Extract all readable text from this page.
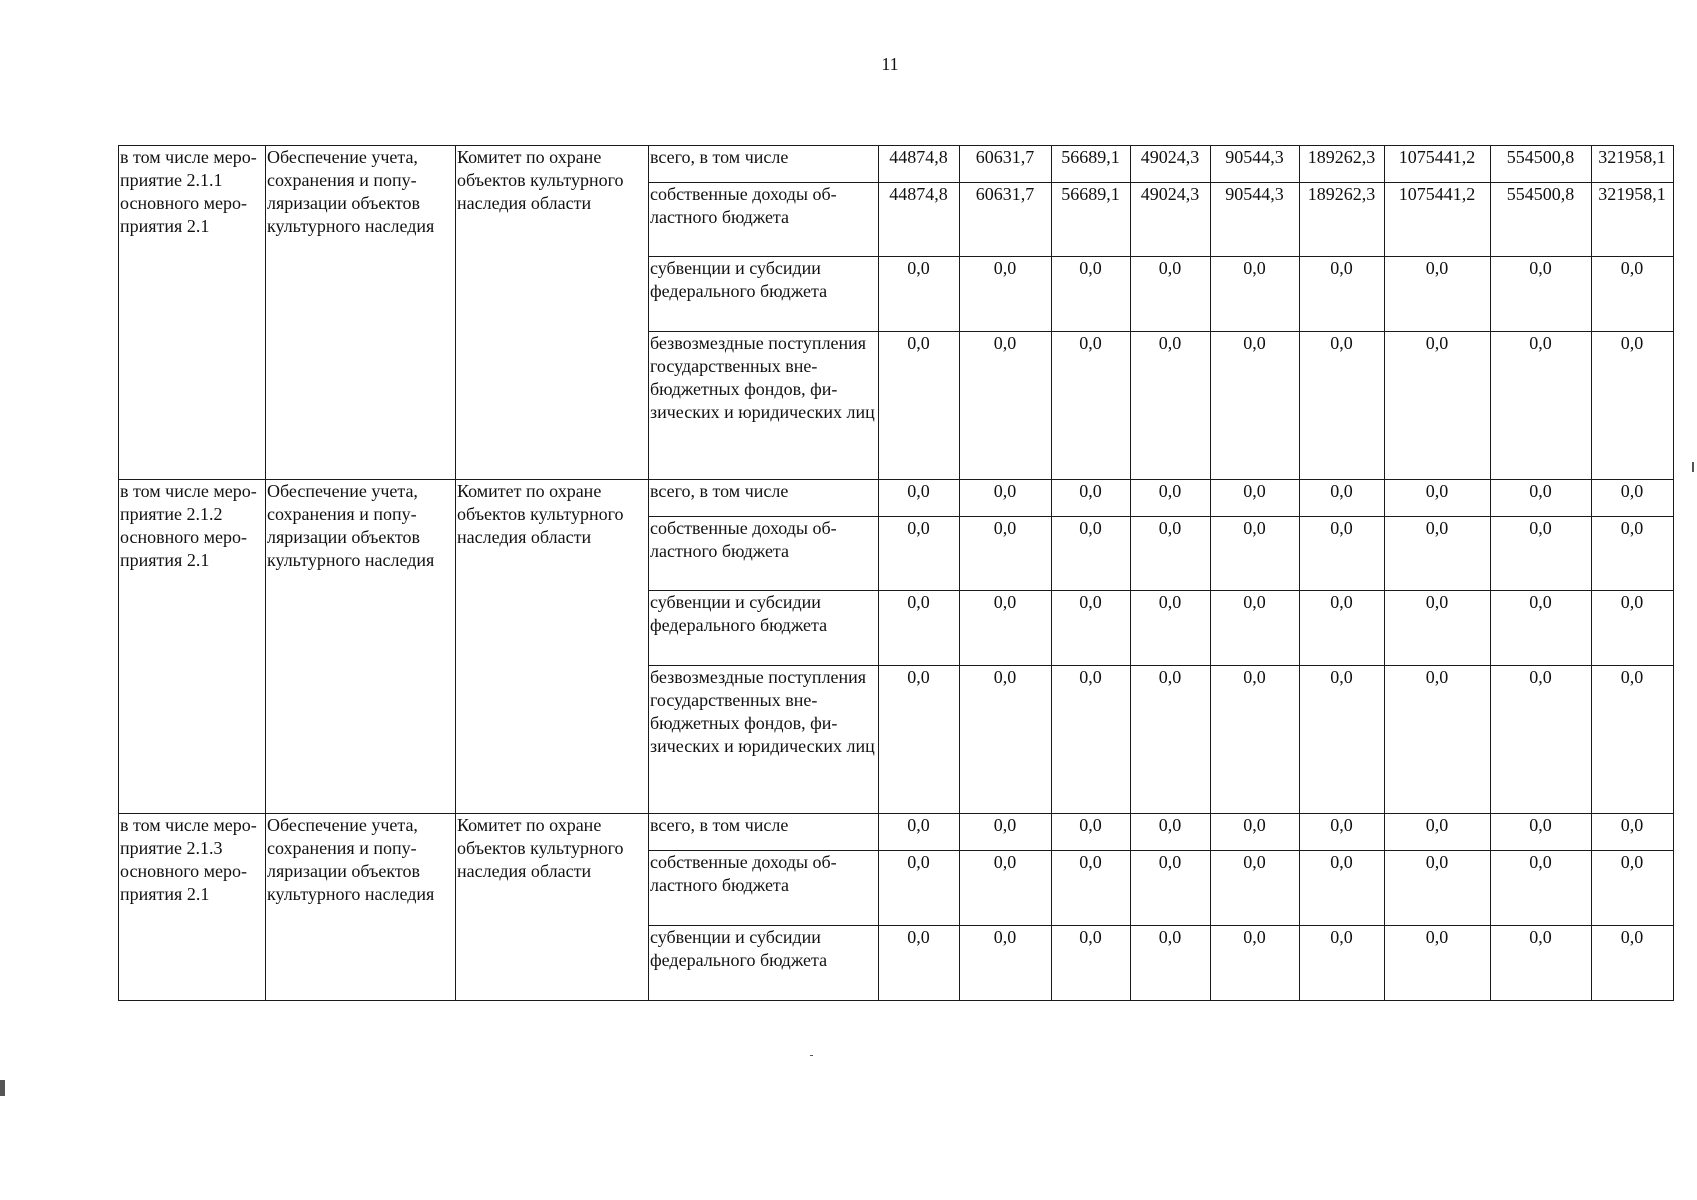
11
в том числе мероприятие 2.1.1 основного мероприятия 2.1	Обеспечение учета, сохранения и популяризации объектов культурного наследия	Комитет по охране объектов культурного наследия области	всего, в том числе	44874,8	60631,7	56689,1	49024,3	90544,3	189262,3	1075441,2	554500,8	321958,1
			собственные доходы областного бюджета	44874,8	60631,7	56689,1	49024,3	90544,3	189262,3	1075441,2	554500,8	321958,1
			субвенции и субсидии федерального бюджета	0,0	0,0	0,0	0,0	0,0	0,0	0,0	0,0	0,0
			безвозмездные поступления государственных внебюджетных фондов, физических и юридических лиц	0,0	0,0	0,0	0,0	0,0	0,0	0,0	0,0	0,0
в том числе мероприятие 2.1.2 основного мероприятия 2.1	Обеспечение учета, сохранения и популяризации объектов культурного наследия	Комитет по охране объектов культурного наследия области	всего, в том числе	0,0	0,0	0,0	0,0	0,0	0,0	0,0	0,0	0,0
			собственные доходы областного бюджета	0,0	0,0	0,0	0,0	0,0	0,0	0,0	0,0	0,0
			субвенции и субсидии федерального бюджета	0,0	0,0	0,0	0,0	0,0	0,0	0,0	0,0	0,0
			безвозмездные поступления государственных внебюджетных фондов, физических и юридических лиц	0,0	0,0	0,0	0,0	0,0	0,0	0,0	0,0	0,0
в том числе мероприятие 2.1.3 основного мероприятия 2.1	Обеспечение учета, сохранения и популяризации объектов культурного наследия	Комитет по охране объектов культурного наследия области	всего, в том числе	0,0	0,0	0,0	0,0	0,0	0,0	0,0	0,0	0,0
			собственные доходы областного бюджета	0,0	0,0	0,0	0,0	0,0	0,0	0,0	0,0	0,0
			субвенции и субсидии федерального бюджета	0,0	0,0	0,0	0,0	0,0	0,0	0,0	0,0	0,0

··········

-- EXERCISE GOAL --
Repeat each line of the records above exactly, but do not copy the pictures.

-- THE OUTPUT --
Extract all readable text from this page.
11
в том числе мероприятие 2.1.1 основного мероприятия 2.1	Обеспечение учета, сохранения и популяризации объектов культурного наследия	Комитет по охране объектов культурного наследия области	всего, в том числе	44874,8	60631,7	56689,1	49024,3	90544,3	189262,3	1075441,2	554500,8	321958,1
			собственные доходы областного бюджета	44874,8	60631,7	56689,1	49024,3	90544,3	189262,3	1075441,2	554500,8	321958,1
			субвенции и субсидии федерального бюджета	0,0	0,0	0,0	0,0	0,0	0,0	0,0	0,0	0,0
			безвозмездные поступления государственных внебюджетных фондов, физических и юридических лиц	0,0	0,0	0,0	0,0	0,0	0,0	0,0	0,0	0,0
в том числе мероприятие 2.1.2 основного мероприятия 2.1	Обеспечение учета, сохранения и популяризации объектов культурного наследия	Комитет по охране объектов культурного наследия области	всего, в том числе	0,0	0,0	0,0	0,0	0,0	0,0	0,0	0,0	0,0
			собственные доходы областного бюджета	0,0	0,0	0,0	0,0	0,0	0,0	0,0	0,0	0,0
			субвенции и субсидии федерального бюджета	0,0	0,0	0,0	0,0	0,0	0,0	0,0	0,0	0,0
			безвозмездные поступления государственных внебюджетных фондов, физических и юридических лиц	0,0	0,0	0,0	0,0	0,0	0,0	0,0	0,0	0,0
в том числе мероприятие 2.1.3 основного мероприятия 2.1	Обеспечение учета, сохранения и популяризации объектов культурного наследия	Комитет по охране объектов культурного наследия области	всего, в том числе	0,0	0,0	0,0	0,0	0,0	0,0	0,0	0,0	0,0
			собственные доходы областного бюджета	0,0	0,0	0,0	0,0	0,0	0,0	0,0	0,0	0,0
			субвенции и субсидии федерального бюджета	0,0	0,0	0,0	0,0	0,0	0,0	0,0	0,0	0,0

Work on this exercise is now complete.